─── Items
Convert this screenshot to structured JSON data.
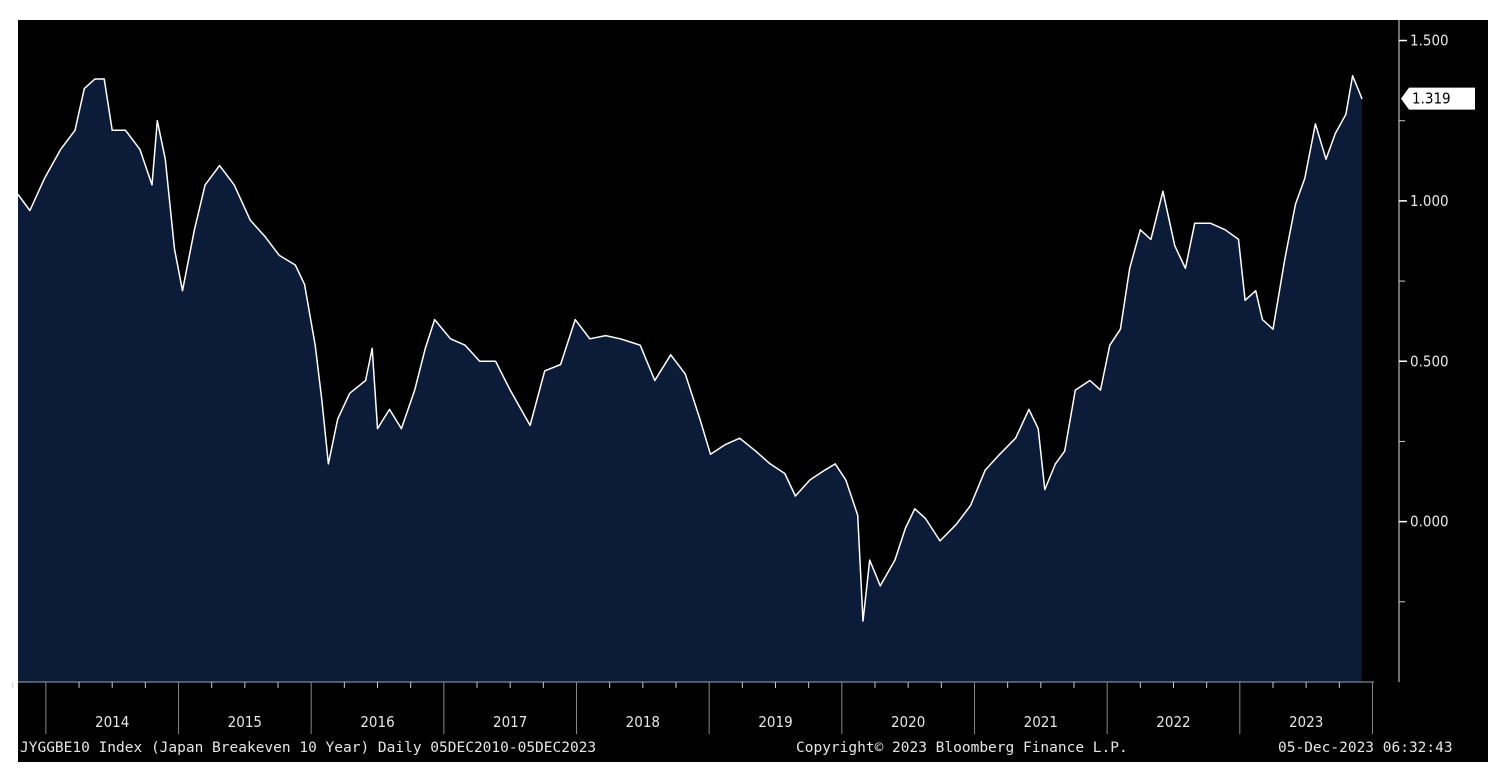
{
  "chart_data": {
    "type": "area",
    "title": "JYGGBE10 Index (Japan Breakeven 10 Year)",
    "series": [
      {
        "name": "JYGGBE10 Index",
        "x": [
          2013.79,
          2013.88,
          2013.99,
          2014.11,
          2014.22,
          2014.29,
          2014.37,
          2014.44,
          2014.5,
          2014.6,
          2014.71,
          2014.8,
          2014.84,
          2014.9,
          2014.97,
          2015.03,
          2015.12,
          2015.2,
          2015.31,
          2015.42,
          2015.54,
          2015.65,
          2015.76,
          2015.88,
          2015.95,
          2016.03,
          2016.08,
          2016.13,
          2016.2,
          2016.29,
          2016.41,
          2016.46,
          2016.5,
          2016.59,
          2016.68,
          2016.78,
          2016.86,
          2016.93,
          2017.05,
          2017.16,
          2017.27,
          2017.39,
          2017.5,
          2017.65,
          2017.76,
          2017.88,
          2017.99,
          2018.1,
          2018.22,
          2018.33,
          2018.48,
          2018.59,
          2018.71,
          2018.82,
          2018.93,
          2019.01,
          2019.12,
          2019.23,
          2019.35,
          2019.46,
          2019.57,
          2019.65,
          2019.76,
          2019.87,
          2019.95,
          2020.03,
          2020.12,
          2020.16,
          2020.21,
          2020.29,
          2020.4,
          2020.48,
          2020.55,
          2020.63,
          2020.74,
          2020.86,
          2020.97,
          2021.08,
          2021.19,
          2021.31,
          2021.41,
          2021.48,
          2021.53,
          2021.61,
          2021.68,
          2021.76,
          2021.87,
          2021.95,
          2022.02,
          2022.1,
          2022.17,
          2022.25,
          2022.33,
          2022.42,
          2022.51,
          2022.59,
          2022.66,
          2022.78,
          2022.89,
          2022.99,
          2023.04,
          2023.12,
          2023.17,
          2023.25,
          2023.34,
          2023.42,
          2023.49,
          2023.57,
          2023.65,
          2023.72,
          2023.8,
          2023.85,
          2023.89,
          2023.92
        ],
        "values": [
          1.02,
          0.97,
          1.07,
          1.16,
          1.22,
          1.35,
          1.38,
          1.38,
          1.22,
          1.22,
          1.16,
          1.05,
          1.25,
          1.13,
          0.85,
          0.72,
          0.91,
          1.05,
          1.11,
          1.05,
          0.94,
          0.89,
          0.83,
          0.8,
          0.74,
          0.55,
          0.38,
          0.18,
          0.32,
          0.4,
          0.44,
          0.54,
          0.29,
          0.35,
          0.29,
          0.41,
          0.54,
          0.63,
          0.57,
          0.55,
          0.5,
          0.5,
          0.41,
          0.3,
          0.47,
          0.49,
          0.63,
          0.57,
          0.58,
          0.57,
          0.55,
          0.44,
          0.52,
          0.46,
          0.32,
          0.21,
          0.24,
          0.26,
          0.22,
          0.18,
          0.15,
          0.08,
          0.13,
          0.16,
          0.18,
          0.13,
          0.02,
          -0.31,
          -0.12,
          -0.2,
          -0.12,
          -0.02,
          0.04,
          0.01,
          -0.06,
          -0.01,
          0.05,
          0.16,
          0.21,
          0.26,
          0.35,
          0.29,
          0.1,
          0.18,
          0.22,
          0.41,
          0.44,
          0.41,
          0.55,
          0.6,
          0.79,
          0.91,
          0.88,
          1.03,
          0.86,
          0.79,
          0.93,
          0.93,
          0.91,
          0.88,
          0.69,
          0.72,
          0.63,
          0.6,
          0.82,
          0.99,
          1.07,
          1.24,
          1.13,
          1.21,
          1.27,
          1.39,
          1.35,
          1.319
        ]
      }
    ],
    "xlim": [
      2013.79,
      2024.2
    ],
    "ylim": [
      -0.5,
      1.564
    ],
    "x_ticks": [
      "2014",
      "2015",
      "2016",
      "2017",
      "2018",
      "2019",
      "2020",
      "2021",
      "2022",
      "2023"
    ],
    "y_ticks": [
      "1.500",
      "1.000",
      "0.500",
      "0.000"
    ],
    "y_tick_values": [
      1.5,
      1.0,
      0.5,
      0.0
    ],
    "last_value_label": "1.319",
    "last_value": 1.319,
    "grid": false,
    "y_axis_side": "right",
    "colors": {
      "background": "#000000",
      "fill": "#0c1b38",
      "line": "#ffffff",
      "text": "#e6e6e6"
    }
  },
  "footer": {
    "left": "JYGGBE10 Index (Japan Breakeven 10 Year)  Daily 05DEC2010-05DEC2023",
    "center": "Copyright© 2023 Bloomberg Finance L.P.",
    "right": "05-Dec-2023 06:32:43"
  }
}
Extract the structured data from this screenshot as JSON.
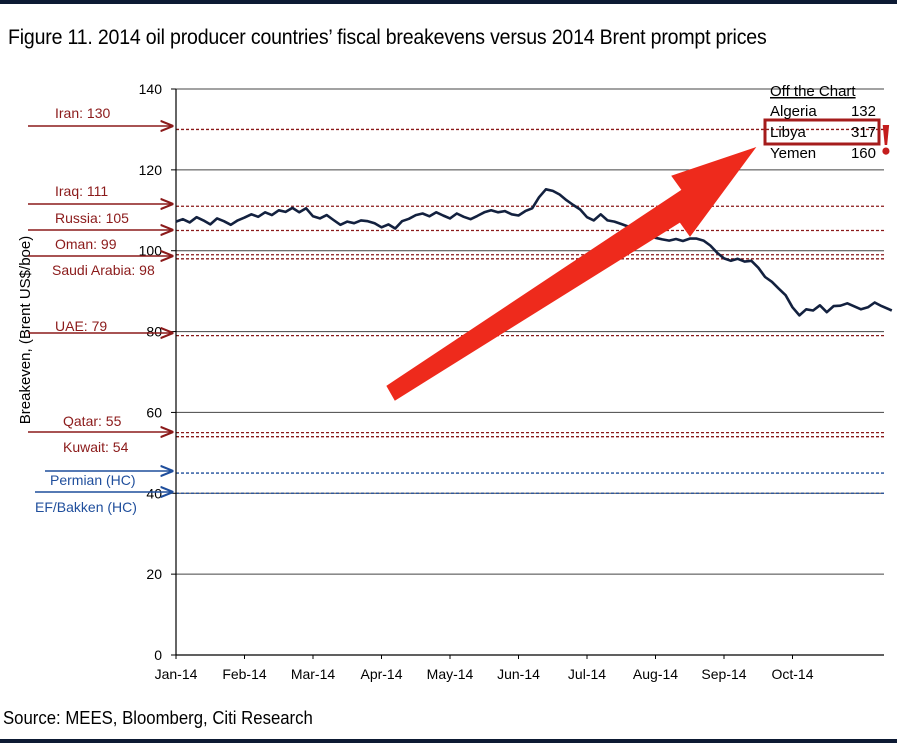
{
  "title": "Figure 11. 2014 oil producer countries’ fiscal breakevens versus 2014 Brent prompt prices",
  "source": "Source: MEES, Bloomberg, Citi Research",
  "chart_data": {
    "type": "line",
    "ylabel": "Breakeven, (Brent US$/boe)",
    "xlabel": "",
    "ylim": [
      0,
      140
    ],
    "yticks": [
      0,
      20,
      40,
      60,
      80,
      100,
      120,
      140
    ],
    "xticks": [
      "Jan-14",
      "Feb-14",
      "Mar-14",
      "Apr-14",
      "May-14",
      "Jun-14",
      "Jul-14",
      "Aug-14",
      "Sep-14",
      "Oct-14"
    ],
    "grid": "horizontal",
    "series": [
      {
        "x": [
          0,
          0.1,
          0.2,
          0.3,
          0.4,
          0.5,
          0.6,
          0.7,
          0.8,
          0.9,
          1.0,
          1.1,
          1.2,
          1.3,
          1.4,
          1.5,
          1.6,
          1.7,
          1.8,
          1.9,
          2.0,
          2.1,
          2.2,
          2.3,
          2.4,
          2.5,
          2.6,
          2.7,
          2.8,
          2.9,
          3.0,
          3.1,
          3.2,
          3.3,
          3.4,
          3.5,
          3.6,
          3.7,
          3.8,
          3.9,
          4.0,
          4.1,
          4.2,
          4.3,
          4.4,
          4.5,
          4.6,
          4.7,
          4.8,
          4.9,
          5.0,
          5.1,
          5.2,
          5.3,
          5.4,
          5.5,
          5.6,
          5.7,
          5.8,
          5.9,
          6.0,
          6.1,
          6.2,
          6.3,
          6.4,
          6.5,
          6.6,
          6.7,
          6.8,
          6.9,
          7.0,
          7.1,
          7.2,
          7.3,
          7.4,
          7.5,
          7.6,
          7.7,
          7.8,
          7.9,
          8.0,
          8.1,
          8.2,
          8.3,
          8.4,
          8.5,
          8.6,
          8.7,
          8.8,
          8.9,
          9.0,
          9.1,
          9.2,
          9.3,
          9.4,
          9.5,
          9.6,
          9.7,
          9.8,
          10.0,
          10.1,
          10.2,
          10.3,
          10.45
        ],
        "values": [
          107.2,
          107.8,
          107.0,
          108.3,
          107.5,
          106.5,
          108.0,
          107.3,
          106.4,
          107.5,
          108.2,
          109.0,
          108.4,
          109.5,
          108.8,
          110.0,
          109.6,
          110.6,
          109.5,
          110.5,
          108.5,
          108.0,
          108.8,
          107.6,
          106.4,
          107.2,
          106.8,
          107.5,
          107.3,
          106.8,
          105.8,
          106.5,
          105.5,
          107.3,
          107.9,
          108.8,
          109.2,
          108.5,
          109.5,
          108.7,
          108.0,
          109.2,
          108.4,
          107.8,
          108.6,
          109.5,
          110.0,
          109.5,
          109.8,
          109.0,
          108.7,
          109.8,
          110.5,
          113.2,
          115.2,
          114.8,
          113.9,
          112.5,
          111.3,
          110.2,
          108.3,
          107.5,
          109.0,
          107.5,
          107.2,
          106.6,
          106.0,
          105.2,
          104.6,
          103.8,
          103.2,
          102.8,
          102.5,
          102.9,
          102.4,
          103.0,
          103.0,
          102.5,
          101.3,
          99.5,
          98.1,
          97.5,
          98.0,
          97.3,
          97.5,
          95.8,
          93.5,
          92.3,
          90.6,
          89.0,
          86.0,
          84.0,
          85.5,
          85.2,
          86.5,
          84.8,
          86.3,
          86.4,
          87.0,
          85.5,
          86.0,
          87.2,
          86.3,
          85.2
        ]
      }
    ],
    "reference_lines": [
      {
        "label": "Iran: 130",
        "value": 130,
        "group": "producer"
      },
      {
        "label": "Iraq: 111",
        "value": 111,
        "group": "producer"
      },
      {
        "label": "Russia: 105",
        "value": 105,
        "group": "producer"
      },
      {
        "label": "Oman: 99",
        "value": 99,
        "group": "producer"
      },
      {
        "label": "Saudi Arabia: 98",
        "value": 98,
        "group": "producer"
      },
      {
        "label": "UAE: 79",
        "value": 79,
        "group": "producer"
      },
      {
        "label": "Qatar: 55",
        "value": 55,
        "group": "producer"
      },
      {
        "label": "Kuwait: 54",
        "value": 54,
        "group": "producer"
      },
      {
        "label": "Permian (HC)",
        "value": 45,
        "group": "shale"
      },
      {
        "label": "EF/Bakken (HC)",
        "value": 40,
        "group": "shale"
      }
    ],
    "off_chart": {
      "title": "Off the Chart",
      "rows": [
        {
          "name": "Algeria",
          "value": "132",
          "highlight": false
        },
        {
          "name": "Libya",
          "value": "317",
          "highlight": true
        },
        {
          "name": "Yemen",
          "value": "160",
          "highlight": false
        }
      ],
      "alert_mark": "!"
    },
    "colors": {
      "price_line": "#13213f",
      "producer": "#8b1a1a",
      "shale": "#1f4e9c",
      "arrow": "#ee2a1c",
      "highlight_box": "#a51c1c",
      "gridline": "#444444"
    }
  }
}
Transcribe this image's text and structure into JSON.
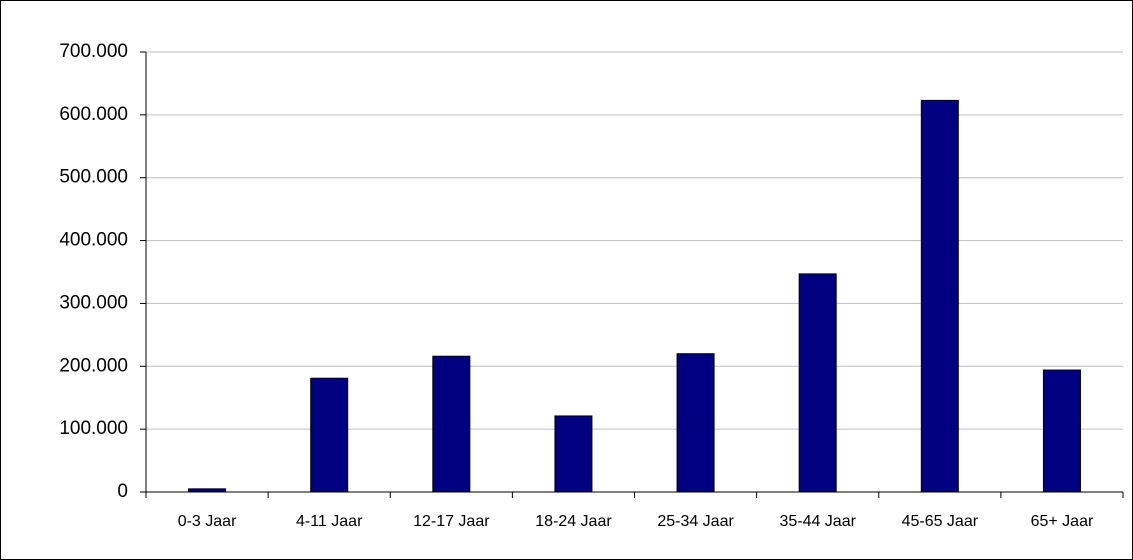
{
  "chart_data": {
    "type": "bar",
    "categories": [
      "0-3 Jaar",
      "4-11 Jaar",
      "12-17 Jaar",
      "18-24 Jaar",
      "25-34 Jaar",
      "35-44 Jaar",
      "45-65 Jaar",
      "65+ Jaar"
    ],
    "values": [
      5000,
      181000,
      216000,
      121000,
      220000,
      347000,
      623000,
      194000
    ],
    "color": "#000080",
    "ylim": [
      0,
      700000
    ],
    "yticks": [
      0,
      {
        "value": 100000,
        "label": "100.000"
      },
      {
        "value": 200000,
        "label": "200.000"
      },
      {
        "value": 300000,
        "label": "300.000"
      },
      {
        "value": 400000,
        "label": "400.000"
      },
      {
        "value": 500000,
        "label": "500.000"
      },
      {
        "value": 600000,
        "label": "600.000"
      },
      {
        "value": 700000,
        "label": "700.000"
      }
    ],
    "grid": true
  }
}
──────
Beginning with the line that contains "Transcribe this image's" and ending with the last line of the data above, output those lines exactly and nothing more, without any pictures.

Transcribe this image's text and structure into JSON.
{
  "chart_data": {
    "type": "bar",
    "categories": [
      "0-3 Jaar",
      "4-11 Jaar",
      "12-17 Jaar",
      "18-24 Jaar",
      "25-34 Jaar",
      "35-44 Jaar",
      "45-65 Jaar",
      "65+ Jaar"
    ],
    "values": [
      5000,
      181000,
      216000,
      121000,
      220000,
      347000,
      623000,
      194000
    ],
    "color": "#000080",
    "ylim": [
      0,
      700000
    ],
    "yticks": [
      0,
      {
        "value": 100000,
        "label": "100.000"
      },
      {
        "value": 200000,
        "label": "200.000"
      },
      {
        "value": 300000,
        "label": "300.000"
      },
      {
        "value": 400000,
        "label": "400.000"
      },
      {
        "value": 500000,
        "label": "500.000"
      },
      {
        "value": 600000,
        "label": "600.000"
      },
      {
        "value": 700000,
        "label": "700.000"
      }
    ],
    "grid": true
  }
}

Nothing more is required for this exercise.